▶ Written problem
Repeat everything in the material exactly.

▶ Given records

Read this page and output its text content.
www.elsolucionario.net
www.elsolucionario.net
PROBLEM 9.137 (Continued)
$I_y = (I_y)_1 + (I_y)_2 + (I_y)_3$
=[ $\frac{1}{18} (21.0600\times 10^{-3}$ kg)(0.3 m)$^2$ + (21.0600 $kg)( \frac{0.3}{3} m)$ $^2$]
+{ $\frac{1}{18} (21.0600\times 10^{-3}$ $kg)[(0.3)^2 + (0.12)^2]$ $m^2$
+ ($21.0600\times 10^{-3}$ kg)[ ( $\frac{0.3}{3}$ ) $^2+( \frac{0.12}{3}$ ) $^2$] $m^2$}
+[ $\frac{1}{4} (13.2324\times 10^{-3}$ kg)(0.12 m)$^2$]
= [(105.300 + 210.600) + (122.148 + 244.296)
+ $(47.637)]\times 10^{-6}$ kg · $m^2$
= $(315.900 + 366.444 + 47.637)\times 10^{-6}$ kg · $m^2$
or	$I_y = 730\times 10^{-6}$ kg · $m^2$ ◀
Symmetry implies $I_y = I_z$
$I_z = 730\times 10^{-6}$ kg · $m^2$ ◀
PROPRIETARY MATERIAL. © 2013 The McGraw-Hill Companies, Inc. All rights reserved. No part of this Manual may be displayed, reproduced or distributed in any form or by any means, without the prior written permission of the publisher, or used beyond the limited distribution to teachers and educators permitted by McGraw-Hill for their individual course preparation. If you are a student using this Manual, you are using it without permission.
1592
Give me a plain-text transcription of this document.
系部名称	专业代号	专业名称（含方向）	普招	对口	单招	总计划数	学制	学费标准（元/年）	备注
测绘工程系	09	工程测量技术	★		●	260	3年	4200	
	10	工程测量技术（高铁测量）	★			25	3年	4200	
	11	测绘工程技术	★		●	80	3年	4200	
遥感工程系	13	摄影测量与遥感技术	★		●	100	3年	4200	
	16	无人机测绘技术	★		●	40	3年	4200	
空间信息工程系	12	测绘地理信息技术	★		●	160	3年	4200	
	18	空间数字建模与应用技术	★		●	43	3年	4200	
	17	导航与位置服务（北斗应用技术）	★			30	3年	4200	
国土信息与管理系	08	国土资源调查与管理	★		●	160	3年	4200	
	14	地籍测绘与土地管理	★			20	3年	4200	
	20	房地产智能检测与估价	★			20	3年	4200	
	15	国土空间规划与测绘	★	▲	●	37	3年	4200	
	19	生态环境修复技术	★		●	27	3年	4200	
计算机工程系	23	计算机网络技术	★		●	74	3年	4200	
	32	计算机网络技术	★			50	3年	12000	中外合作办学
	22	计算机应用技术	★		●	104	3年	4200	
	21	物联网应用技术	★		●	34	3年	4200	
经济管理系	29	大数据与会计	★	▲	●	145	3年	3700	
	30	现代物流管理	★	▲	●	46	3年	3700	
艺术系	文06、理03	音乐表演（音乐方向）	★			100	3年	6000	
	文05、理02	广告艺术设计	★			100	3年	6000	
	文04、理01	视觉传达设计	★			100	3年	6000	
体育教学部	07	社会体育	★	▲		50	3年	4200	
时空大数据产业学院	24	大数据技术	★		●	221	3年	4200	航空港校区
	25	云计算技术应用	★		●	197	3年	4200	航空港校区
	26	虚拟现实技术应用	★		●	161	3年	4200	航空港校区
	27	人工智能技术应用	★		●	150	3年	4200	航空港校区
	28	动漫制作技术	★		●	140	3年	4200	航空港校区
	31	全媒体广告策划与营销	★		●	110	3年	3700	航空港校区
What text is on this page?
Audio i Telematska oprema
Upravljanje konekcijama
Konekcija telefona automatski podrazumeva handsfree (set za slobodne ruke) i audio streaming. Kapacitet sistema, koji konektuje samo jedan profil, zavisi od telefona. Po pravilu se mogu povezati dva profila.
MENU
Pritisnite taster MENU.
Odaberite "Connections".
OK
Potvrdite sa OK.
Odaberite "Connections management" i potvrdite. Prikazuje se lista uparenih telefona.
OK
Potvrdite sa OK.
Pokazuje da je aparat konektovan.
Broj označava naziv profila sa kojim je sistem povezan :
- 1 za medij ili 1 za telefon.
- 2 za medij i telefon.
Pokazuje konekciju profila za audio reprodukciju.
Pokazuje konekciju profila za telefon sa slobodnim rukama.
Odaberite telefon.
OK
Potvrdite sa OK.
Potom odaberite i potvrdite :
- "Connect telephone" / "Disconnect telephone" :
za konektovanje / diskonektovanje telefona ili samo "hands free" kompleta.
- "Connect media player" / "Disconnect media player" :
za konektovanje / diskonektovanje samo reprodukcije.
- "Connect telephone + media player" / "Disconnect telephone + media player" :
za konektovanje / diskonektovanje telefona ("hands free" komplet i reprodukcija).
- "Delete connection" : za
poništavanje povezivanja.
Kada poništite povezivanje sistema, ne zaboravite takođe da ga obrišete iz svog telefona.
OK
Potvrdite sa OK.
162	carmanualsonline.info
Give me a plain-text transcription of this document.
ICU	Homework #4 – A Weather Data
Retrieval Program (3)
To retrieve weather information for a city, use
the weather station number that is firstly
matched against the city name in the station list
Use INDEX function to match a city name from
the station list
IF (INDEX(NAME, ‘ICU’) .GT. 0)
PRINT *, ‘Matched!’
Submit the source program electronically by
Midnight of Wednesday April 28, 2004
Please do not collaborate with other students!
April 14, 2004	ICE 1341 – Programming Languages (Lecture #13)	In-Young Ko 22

▶ Result of this exercise
Read this page and output its text content.
www.elsolucionario.net
www.elsolucionario.net
PROBLEM 9.137 (Continued)
$I_y = (I_y)_1 + (I_y)_2 + (I_y)_3$
=[ $\frac{1}{18} (21.0600\times 10^{-3}$ kg)(0.3 m)$^2$ + (21.0600 $kg)( \frac{0.3}{3} m)$ $^2$]
+{ $\frac{1}{18} (21.0600\times 10^{-3}$ $kg)[(0.3)^2 + (0.12)^2]$ $m^2$
+ ($21.0600\times 10^{-3}$ kg)[ ( $\frac{0.3}{3}$ ) $^2+( \frac{0.12}{3}$ ) $^2$] $m^2$}
+[ $\frac{1}{4} (13.2324\times 10^{-3}$ kg)(0.12 m)$^2$]
= [(105.300 + 210.600) + (122.148 + 244.296)
+ $(47.637)]\times 10^{-6}$ kg · $m^2$
= $(315.900 + 366.444 + 47.637)\times 10^{-6}$ kg · $m^2$
or	$I_y = 730\times 10^{-6}$ kg · $m^2$ ◀
Symmetry implies $I_y = I_z$
$I_z = 730\times 10^{-6}$ kg · $m^2$ ◀
PROPRIETARY MATERIAL. © 2013 The McGraw-Hill Companies, Inc. All rights reserved. No part of this Manual may be displayed, reproduced or distributed in any form or by any means, without the prior written permission of the publisher, or used beyond the limited distribution to teachers and educators permitted by McGraw-Hill for their individual course preparation. If you are a student using this Manual, you are using it without permission.
1592
Give me a plain-text transcription of this document.
系部名称	专业代号	专业名称（含方向）	普招	对口	单招	总计划数	学制	学费标准（元/年）	备注
测绘工程系	09	工程测量技术	★		●	260	3年	4200	
	10	工程测量技术（高铁测量）	★			25	3年	4200	
	11	测绘工程技术	★		●	80	3年	4200	
遥感工程系	13	摄影测量与遥感技术	★		●	100	3年	4200	
	16	无人机测绘技术	★		●	40	3年	4200	
空间信息工程系	12	测绘地理信息技术	★		●	160	3年	4200	
	18	空间数字建模与应用技术	★		●	43	3年	4200	
	17	导航与位置服务（北斗应用技术）	★			30	3年	4200	
国土信息与管理系	08	国土资源调查与管理	★		●	160	3年	4200	
	14	地籍测绘与土地管理	★			20	3年	4200	
	20	房地产智能检测与估价	★			20	3年	4200	
	15	国土空间规划与测绘	★	▲	●	37	3年	4200	
	19	生态环境修复技术	★		●	27	3年	4200	
计算机工程系	23	计算机网络技术	★		●	74	3年	4200	
	32	计算机网络技术	★			50	3年	12000	中外合作办学
	22	计算机应用技术	★		●	104	3年	4200	
	21	物联网应用技术	★		●	34	3年	4200	
经济管理系	29	大数据与会计	★	▲	●	145	3年	3700	
	30	现代物流管理	★	▲	●	46	3年	3700	
艺术系	文06、理03	音乐表演（音乐方向）	★			100	3年	6000	
	文05、理02	广告艺术设计	★			100	3年	6000	
	文04、理01	视觉传达设计	★			100	3年	6000	
体育教学部	07	社会体育	★	▲		50	3年	4200	
时空大数据产业学院	24	大数据技术	★		●	221	3年	4200	航空港校区
	25	云计算技术应用	★		●	197	3年	4200	航空港校区
	26	虚拟现实技术应用	★		●	161	3年	4200	航空港校区
	27	人工智能技术应用	★		●	150	3年	4200	航空港校区
	28	动漫制作技术	★		●	140	3年	4200	航空港校区
	31	全媒体广告策划与营销	★		●	110	3年	3700	航空港校区
What text is on this page?
Audio i Telematska oprema
Upravljanje konekcijama
Konekcija telefona automatski podrazumeva handsfree (set za slobodne ruke) i audio streaming. Kapacitet sistema, koji konektuje samo jedan profil, zavisi od telefona. Po pravilu se mogu povezati dva profila.
MENU
Pritisnite taster MENU.
Odaberite "Connections".
OK
Potvrdite sa OK.
Odaberite "Connections management" i potvrdite. Prikazuje se lista uparenih telefona.
OK
Potvrdite sa OK.
Pokazuje da je aparat konektovan.
Broj označava naziv profila sa kojim je sistem povezan :
- 1 za medij ili 1 za telefon.
- 2 za medij i telefon.
Pokazuje konekciju profila za audio reprodukciju.
Pokazuje konekciju profila za telefon sa slobodnim rukama.
Odaberite telefon.
OK
Potvrdite sa OK.
Potom odaberite i potvrdite :
- "Connect telephone" / "Disconnect telephone" :
za konektovanje / diskonektovanje telefona ili samo "hands free" kompleta.
- "Connect media player" / "Disconnect media player" :
za konektovanje / diskonektovanje samo reprodukcije.
- "Connect telephone + media player" / "Disconnect telephone + media player" :
za konektovanje / diskonektovanje telefona ("hands free" komplet i reprodukcija).
- "Delete connection" : za
poništavanje povezivanja.
Kada poništite povezivanje sistema, ne zaboravite takođe da ga obrišete iz svog telefona.
OK
Potvrdite sa OK.
162	carmanualsonline.info
Give me a plain-text transcription of this document.
ICU	Homework #4 – A Weather Data
Retrieval Program (3)
To retrieve weather information for a city, use
the weather station number that is firstly
matched against the city name in the station list
Use INDEX function to match a city name from
the station list
IF (INDEX(NAME, ‘ICU’) .GT. 0)
PRINT *, ‘Matched!’
Submit the source program electronically by
Midnight of Wednesday April 28, 2004
Please do not collaborate with other students!
April 14, 2004	ICE 1341 – Programming Languages (Lecture #13)	In-Young Ko 22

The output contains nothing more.